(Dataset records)
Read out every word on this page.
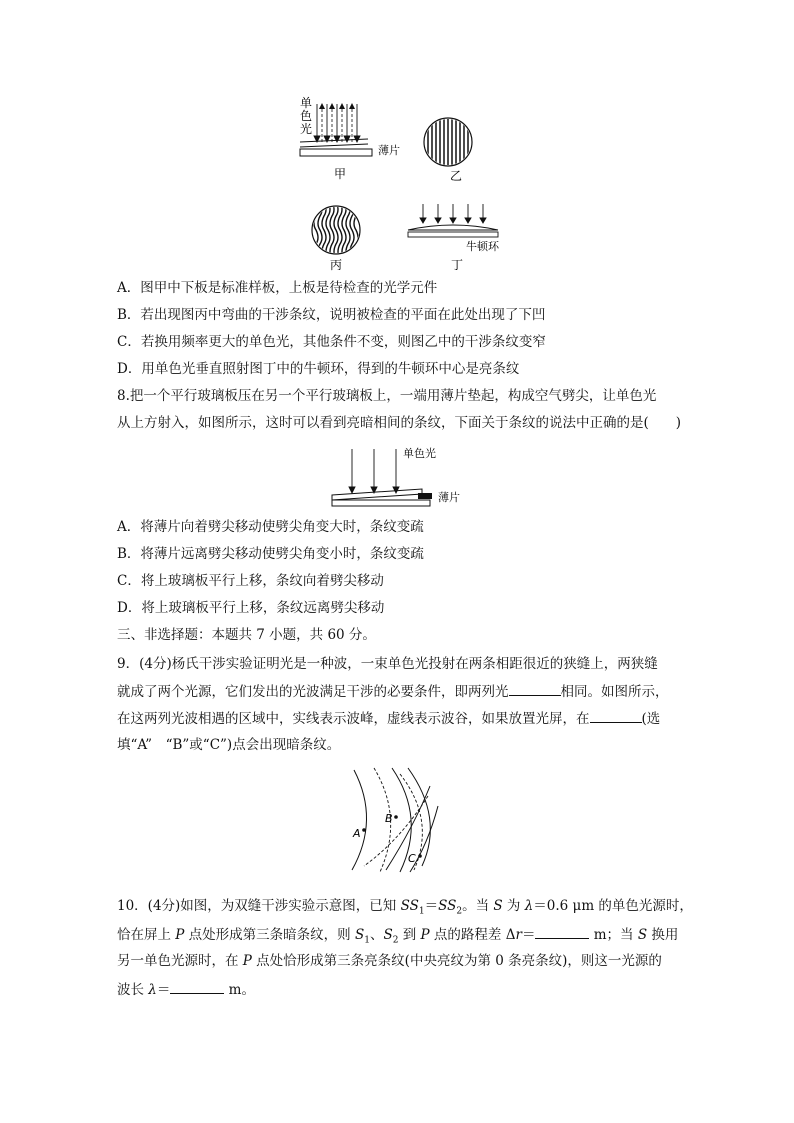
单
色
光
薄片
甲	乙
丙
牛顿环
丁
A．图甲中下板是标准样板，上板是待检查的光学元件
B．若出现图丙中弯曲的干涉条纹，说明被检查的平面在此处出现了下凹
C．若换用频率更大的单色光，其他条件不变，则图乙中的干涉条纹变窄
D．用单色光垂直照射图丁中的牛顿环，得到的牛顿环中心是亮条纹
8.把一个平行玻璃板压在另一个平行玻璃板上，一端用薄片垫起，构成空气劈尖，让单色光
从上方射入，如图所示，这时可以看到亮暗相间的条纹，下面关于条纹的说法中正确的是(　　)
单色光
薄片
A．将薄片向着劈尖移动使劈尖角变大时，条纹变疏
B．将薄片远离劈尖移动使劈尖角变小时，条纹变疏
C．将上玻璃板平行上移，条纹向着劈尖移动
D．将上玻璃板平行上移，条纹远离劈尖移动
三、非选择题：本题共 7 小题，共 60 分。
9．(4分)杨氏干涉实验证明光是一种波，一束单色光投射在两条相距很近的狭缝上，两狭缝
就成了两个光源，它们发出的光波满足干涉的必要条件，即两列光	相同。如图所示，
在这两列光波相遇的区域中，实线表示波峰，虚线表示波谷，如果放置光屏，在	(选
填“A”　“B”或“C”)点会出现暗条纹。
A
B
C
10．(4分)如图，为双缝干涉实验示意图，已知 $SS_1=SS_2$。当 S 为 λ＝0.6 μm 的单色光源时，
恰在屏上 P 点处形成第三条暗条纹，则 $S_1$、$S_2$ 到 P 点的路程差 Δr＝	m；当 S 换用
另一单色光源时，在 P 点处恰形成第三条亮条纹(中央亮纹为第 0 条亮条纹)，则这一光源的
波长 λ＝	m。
--
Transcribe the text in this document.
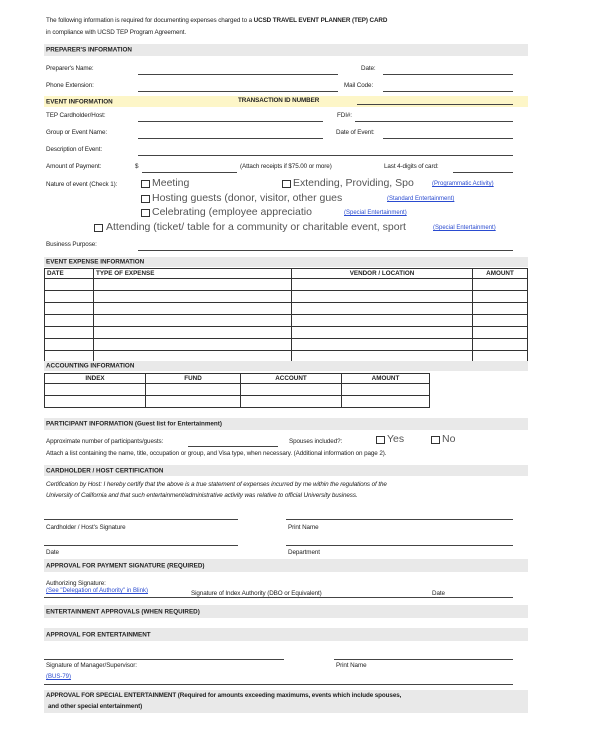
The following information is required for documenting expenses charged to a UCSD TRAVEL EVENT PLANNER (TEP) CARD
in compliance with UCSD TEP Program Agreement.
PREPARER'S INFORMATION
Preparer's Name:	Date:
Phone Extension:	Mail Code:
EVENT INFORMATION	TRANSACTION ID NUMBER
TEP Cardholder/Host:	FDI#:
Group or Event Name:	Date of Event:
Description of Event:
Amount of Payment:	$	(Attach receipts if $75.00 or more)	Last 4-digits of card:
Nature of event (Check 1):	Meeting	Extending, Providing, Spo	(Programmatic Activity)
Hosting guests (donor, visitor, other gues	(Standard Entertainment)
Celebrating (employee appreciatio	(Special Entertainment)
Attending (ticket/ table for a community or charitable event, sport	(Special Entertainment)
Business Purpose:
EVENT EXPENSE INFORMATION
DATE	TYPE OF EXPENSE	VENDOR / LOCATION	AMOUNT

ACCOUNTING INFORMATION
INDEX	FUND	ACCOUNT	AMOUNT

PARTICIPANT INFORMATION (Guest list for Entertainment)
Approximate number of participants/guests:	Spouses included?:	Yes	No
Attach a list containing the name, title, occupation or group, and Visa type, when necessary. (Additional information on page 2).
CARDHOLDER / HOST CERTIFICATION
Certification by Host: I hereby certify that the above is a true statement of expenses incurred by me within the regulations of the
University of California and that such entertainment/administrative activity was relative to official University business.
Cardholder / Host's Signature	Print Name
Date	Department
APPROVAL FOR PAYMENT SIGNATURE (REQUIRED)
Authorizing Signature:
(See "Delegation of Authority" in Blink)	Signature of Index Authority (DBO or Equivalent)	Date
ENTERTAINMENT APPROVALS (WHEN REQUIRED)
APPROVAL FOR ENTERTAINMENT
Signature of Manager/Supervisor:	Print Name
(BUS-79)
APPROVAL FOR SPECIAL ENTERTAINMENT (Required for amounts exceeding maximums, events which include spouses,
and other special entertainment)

» **PROBLEM STATEMENT**
Write out every line of the preceding listing that contains "Attach".

» **RESULT**
Amount of Payment:	$	(Attach receipts if $75.00 or more)	Last 4-digits of card:
Attach a list containing the name, title, occupation or group, and Visa type, when necessary. (Additional information on page 2).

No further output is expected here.